Short exercise: Could you output each line of the data that follows exactly?

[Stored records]
----
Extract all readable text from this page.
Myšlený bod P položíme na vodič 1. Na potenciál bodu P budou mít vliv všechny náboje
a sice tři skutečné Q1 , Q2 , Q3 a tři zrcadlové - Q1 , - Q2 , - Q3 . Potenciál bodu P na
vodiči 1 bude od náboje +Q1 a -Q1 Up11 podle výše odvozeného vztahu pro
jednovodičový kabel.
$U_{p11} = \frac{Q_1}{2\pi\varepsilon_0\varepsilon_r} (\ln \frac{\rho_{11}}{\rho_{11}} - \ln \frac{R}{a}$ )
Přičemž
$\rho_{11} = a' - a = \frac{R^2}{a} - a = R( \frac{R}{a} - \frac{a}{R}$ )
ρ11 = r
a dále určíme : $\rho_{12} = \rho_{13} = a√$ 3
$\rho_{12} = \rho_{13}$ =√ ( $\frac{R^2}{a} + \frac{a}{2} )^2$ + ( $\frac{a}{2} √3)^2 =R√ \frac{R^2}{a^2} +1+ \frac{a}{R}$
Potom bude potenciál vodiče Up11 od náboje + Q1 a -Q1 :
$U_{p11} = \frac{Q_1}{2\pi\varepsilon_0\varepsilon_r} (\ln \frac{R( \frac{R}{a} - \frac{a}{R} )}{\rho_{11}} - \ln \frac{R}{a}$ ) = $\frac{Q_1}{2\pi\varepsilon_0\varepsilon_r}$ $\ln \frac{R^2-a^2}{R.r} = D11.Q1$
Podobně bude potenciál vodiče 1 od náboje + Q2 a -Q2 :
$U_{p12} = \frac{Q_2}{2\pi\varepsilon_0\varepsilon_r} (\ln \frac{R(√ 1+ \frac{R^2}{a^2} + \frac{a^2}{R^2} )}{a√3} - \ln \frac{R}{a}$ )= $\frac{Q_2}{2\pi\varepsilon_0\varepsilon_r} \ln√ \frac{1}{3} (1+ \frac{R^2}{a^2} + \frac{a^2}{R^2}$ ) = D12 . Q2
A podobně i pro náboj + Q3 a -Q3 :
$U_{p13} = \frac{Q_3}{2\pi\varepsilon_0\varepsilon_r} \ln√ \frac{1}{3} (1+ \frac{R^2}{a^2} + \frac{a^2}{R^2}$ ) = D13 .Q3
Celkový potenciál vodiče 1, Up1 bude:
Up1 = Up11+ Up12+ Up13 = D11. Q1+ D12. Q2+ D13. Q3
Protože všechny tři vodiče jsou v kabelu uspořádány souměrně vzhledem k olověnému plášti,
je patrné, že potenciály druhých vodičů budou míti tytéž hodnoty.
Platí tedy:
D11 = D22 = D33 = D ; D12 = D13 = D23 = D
----
Final answer:
Extract all readable text from this page.
Myšlený bod P položíme na vodič 1. Na potenciál bodu P budou mít vliv všechny náboje
a sice tři skutečné Q1 , Q2 , Q3 a tři zrcadlové - Q1 , - Q2 , - Q3 . Potenciál bodu P na
vodiči 1 bude od náboje +Q1 a -Q1 Up11 podle výše odvozeného vztahu pro
jednovodičový kabel.
$U_{p11} = \frac{Q_1}{2\pi\varepsilon_0\varepsilon_r} (\ln \frac{\rho_{11}}{\rho_{11}} - \ln \frac{R}{a}$ )
Přičemž
$\rho_{11} = a' - a = \frac{R^2}{a} - a = R( \frac{R}{a} - \frac{a}{R}$ )
ρ11 = r
a dále určíme : $\rho_{12} = \rho_{13} = a√$ 3
$\rho_{12} = \rho_{13}$ =√ ( $\frac{R^2}{a} + \frac{a}{2} )^2$ + ( $\frac{a}{2} √3)^2 =R√ \frac{R^2}{a^2} +1+ \frac{a}{R}$
Potom bude potenciál vodiče Up11 od náboje + Q1 a -Q1 :
$U_{p11} = \frac{Q_1}{2\pi\varepsilon_0\varepsilon_r} (\ln \frac{R( \frac{R}{a} - \frac{a}{R} )}{\rho_{11}} - \ln \frac{R}{a}$ ) = $\frac{Q_1}{2\pi\varepsilon_0\varepsilon_r}$ $\ln \frac{R^2-a^2}{R.r} = D11.Q1$
Podobně bude potenciál vodiče 1 od náboje + Q2 a -Q2 :
$U_{p12} = \frac{Q_2}{2\pi\varepsilon_0\varepsilon_r} (\ln \frac{R(√ 1+ \frac{R^2}{a^2} + \frac{a^2}{R^2} )}{a√3} - \ln \frac{R}{a}$ )= $\frac{Q_2}{2\pi\varepsilon_0\varepsilon_r} \ln√ \frac{1}{3} (1+ \frac{R^2}{a^2} + \frac{a^2}{R^2}$ ) = D12 . Q2
A podobně i pro náboj + Q3 a -Q3 :
$U_{p13} = \frac{Q_3}{2\pi\varepsilon_0\varepsilon_r} \ln√ \frac{1}{3} (1+ \frac{R^2}{a^2} + \frac{a^2}{R^2}$ ) = D13 .Q3
Celkový potenciál vodiče 1, Up1 bude:
Up1 = Up11+ Up12+ Up13 = D11. Q1+ D12. Q2+ D13. Q3
Protože všechny tři vodiče jsou v kabelu uspořádány souměrně vzhledem k olověnému plášti,
je patrné, že potenciály druhých vodičů budou míti tytéž hodnoty.
Platí tedy:
D11 = D22 = D33 = D ; D12 = D13 = D23 = D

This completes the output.